▶ _Stored rows_

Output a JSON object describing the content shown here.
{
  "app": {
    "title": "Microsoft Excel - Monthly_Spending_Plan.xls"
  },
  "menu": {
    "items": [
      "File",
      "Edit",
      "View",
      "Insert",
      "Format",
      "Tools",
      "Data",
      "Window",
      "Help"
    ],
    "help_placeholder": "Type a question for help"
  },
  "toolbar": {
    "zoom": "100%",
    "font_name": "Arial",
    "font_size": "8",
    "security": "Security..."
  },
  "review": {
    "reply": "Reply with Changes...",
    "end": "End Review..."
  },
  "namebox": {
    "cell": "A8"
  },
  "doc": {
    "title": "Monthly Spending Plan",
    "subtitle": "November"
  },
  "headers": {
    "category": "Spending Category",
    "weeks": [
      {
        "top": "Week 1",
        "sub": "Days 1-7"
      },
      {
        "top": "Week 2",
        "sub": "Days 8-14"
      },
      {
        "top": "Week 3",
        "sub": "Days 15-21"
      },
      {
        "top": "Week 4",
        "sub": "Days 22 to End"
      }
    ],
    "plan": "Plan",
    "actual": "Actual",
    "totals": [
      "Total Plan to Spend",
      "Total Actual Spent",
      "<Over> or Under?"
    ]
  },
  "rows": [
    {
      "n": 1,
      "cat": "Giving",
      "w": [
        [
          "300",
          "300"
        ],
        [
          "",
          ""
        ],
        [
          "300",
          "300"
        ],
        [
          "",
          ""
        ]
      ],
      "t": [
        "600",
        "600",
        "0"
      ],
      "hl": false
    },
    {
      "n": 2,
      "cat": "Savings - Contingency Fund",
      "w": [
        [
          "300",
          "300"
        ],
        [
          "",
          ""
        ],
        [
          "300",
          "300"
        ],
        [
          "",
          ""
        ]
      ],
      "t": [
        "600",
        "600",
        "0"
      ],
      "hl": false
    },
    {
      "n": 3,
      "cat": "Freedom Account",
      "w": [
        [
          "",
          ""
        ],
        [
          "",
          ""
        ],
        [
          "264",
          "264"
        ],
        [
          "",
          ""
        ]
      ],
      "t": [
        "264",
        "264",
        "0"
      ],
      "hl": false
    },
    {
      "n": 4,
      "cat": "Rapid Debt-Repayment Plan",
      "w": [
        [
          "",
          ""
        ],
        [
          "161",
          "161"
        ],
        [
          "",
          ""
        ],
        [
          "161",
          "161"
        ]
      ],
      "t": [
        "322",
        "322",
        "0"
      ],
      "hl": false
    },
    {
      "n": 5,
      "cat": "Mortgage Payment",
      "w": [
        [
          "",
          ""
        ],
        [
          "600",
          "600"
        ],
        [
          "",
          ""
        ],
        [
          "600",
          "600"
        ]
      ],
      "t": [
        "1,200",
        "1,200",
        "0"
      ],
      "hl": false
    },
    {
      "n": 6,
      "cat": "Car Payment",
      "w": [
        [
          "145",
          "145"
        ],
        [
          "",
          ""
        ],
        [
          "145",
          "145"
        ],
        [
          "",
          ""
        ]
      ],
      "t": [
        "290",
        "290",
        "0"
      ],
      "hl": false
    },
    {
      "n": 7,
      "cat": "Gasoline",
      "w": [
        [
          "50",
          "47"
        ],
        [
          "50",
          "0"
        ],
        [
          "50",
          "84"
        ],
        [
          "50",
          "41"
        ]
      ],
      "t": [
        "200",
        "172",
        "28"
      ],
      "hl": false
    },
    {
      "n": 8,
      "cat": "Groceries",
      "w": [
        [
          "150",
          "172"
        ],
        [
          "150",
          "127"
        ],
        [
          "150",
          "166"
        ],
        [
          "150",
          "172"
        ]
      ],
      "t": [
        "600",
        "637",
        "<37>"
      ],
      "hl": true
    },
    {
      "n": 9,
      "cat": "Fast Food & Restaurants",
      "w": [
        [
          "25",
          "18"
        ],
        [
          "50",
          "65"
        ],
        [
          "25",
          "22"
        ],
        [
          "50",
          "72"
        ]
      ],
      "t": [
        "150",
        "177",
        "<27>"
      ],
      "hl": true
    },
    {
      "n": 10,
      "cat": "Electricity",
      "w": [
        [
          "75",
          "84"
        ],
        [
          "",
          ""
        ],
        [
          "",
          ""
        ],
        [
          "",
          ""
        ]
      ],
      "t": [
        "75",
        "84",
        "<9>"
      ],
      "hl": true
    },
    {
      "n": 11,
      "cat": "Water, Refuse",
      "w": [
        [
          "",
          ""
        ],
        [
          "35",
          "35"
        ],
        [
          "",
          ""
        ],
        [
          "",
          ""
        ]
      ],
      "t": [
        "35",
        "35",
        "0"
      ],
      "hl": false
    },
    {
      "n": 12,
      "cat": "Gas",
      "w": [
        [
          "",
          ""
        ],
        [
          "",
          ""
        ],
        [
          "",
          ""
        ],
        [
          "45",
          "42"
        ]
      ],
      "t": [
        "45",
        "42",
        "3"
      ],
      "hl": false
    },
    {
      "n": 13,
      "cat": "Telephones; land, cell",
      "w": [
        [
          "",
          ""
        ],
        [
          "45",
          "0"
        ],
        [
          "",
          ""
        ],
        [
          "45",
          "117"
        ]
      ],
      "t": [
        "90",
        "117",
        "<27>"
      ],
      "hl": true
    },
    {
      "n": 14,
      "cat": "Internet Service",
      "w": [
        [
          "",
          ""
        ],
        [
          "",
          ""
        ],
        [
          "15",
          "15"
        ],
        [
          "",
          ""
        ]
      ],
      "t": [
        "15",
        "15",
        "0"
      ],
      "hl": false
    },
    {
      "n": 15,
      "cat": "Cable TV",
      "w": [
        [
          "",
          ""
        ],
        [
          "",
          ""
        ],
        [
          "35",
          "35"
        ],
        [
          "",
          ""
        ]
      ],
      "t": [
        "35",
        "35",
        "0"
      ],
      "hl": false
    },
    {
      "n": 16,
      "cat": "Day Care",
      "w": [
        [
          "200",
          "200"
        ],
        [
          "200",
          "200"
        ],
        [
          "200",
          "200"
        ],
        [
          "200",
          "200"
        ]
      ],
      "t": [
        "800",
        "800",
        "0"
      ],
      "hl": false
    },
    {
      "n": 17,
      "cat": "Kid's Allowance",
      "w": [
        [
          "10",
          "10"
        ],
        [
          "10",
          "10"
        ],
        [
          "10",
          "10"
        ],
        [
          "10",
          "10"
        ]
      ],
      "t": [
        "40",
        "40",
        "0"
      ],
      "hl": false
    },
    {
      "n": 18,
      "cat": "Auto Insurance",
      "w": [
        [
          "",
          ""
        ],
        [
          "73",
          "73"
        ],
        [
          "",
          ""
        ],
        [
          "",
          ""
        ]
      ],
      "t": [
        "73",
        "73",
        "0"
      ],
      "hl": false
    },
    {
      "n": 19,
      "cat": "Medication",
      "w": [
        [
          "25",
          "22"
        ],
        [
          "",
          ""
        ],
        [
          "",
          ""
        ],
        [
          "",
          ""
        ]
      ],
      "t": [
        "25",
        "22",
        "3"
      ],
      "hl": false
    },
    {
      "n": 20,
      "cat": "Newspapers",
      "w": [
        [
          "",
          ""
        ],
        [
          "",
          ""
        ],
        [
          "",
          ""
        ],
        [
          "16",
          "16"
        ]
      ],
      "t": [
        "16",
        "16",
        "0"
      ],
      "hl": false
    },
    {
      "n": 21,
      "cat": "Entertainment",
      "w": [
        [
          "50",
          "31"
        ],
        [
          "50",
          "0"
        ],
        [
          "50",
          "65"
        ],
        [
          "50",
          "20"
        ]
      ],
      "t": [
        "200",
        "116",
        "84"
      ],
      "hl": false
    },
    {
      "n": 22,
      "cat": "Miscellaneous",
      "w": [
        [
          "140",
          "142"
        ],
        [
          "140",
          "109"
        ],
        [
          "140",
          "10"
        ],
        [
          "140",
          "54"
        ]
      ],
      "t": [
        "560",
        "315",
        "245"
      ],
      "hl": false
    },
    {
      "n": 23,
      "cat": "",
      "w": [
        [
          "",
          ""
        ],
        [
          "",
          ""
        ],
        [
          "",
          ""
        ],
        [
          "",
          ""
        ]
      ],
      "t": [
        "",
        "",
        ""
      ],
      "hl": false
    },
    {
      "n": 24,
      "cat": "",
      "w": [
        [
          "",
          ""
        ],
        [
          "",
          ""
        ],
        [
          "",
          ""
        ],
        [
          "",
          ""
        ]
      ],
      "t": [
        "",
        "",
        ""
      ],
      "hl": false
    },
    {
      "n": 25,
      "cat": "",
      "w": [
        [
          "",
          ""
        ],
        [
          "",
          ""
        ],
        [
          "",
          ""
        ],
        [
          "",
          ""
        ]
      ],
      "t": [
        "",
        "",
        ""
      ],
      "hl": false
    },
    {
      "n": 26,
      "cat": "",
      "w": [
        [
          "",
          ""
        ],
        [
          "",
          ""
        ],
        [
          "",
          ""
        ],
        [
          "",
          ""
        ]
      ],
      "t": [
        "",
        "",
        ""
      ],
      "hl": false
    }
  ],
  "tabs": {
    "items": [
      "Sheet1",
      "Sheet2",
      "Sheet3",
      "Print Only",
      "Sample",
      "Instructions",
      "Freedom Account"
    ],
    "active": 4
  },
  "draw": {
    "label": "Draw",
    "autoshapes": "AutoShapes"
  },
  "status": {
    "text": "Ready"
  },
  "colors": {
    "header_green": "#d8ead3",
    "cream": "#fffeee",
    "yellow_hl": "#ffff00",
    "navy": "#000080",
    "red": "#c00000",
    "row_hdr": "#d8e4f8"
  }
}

▶ _What is required_
Gather each line of the listing containing the word "Days" and show it.

▶ _Expected answer_
        "sub": "Days 1-7"
        "sub": "Days 8-14"
        "sub": "Days 15-21"
        "sub": "Days 22 to End"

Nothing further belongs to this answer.